■ Exercise directions
In the listing that follows, count the lines holding the word "ylabel" and report only that number.

■ Records provided
◆ ◆ ◆ ◆ ◆
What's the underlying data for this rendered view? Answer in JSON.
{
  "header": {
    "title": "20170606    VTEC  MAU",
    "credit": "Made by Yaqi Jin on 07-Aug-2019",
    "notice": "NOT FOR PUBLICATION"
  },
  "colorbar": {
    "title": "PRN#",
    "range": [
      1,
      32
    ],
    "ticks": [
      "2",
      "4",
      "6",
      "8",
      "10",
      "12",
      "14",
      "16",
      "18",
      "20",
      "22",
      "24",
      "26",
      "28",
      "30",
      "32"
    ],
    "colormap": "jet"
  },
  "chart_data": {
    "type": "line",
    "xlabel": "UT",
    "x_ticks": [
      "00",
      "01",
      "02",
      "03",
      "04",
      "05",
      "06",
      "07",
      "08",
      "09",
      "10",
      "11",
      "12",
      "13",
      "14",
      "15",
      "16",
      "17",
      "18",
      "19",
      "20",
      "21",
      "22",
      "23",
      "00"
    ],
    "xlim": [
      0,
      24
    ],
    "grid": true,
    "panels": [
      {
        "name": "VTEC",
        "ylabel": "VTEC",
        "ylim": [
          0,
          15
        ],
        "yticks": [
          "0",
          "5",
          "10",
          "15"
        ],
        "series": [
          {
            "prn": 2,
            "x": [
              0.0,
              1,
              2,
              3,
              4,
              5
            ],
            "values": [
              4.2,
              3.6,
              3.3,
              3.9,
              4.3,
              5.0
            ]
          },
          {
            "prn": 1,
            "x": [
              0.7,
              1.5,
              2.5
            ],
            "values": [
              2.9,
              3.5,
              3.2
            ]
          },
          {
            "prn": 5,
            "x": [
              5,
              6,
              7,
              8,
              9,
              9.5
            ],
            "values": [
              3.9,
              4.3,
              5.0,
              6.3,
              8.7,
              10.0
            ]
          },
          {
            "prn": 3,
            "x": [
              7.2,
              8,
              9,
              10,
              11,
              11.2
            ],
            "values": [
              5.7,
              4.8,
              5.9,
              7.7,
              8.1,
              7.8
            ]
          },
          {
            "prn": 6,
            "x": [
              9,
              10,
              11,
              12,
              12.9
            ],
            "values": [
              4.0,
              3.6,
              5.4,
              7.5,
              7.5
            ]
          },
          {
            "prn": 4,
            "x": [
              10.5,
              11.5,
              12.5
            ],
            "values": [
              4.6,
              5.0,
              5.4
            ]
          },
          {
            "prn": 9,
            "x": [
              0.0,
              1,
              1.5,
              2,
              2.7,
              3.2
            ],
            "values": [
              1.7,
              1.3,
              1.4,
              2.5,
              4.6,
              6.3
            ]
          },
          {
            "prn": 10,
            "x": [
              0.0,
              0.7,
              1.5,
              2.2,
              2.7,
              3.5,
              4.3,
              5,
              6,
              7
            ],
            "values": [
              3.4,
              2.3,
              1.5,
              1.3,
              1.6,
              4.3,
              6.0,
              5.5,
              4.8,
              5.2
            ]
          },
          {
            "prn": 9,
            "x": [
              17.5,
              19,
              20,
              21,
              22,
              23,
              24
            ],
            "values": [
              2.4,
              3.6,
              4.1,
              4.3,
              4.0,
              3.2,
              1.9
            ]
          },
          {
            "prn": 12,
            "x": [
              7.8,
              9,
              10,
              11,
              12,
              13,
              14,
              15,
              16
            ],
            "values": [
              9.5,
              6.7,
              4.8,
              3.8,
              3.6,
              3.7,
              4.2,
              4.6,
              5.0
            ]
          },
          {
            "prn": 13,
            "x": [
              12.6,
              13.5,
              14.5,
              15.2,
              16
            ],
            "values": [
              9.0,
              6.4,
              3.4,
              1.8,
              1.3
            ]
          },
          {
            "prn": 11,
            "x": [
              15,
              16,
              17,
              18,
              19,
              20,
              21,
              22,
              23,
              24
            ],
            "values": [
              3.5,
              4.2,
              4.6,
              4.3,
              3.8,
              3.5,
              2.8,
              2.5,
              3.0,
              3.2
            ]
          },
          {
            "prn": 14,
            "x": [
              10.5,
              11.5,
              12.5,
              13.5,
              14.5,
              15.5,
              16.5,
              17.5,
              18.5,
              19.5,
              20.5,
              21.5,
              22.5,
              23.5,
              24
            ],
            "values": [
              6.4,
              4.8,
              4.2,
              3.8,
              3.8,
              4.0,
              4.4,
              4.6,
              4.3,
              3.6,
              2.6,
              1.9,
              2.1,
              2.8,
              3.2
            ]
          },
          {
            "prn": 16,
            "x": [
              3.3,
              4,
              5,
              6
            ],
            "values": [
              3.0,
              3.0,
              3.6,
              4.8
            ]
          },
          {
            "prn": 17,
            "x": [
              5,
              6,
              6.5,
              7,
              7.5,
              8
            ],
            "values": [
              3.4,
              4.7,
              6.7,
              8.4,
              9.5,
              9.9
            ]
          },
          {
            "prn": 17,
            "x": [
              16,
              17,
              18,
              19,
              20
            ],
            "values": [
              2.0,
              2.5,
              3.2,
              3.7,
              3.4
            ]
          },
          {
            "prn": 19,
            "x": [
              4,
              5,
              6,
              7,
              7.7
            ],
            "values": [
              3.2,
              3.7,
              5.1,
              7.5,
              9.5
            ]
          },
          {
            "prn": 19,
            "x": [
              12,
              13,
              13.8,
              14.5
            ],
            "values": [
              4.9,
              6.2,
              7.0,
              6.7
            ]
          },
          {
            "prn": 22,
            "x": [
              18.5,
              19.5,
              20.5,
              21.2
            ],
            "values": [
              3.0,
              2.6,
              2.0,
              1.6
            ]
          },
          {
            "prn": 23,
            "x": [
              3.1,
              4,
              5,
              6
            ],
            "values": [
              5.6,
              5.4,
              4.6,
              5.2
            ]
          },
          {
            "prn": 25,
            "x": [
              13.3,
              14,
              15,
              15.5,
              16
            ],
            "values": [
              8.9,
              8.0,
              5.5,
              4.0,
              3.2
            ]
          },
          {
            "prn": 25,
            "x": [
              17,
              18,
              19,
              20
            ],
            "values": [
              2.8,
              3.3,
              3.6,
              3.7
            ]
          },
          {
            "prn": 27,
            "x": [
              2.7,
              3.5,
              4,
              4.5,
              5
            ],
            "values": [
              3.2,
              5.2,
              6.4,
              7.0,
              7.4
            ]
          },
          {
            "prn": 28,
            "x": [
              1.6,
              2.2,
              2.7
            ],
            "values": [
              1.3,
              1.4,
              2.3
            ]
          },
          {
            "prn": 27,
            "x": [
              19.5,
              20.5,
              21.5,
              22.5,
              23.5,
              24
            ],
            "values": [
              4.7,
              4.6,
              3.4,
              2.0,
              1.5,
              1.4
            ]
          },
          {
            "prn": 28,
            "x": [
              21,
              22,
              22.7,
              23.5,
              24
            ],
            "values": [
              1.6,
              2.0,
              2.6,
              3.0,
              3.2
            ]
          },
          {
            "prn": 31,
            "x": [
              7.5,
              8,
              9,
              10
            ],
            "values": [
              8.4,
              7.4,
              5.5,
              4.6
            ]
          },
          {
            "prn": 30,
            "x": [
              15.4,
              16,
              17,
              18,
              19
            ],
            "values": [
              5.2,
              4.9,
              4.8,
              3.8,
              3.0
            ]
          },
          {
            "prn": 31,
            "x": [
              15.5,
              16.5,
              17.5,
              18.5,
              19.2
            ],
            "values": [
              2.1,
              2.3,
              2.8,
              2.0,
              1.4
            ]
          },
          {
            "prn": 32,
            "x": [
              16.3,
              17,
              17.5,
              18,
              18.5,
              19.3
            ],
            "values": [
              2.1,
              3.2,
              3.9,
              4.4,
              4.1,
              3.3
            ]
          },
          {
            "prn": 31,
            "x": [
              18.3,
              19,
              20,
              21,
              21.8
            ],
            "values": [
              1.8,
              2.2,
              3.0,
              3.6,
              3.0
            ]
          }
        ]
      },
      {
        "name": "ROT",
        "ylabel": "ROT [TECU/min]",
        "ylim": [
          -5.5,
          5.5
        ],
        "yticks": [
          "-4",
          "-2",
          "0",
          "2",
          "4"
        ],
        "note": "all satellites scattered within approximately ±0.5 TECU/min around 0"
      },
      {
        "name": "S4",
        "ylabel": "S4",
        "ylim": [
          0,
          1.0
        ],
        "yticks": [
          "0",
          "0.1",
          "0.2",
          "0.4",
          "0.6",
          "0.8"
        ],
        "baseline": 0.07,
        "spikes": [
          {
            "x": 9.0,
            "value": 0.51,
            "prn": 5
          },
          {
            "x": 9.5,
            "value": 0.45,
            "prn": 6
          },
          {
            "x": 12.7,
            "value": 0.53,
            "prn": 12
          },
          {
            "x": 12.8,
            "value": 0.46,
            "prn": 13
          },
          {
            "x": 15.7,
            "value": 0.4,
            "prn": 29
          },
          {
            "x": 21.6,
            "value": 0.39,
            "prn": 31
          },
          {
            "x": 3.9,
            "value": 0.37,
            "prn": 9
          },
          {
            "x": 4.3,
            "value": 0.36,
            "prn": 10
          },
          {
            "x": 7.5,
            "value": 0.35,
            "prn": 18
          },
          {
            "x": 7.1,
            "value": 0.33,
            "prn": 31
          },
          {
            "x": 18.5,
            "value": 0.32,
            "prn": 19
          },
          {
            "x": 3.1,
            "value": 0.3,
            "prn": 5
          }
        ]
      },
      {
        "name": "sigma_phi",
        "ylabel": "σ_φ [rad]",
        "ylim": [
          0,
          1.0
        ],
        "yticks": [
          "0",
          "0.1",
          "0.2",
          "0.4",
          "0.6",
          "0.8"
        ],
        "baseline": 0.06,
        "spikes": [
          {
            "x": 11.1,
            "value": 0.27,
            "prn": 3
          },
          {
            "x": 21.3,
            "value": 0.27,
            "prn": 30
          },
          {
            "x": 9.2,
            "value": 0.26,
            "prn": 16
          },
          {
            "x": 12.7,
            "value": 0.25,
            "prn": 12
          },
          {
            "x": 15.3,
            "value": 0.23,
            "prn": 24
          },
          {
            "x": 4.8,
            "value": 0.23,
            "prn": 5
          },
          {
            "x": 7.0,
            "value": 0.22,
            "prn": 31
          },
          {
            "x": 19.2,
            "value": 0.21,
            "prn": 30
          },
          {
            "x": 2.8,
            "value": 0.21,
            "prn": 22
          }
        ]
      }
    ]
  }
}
◆ ◆ ◆ ◆ ◆
■ Written answer
4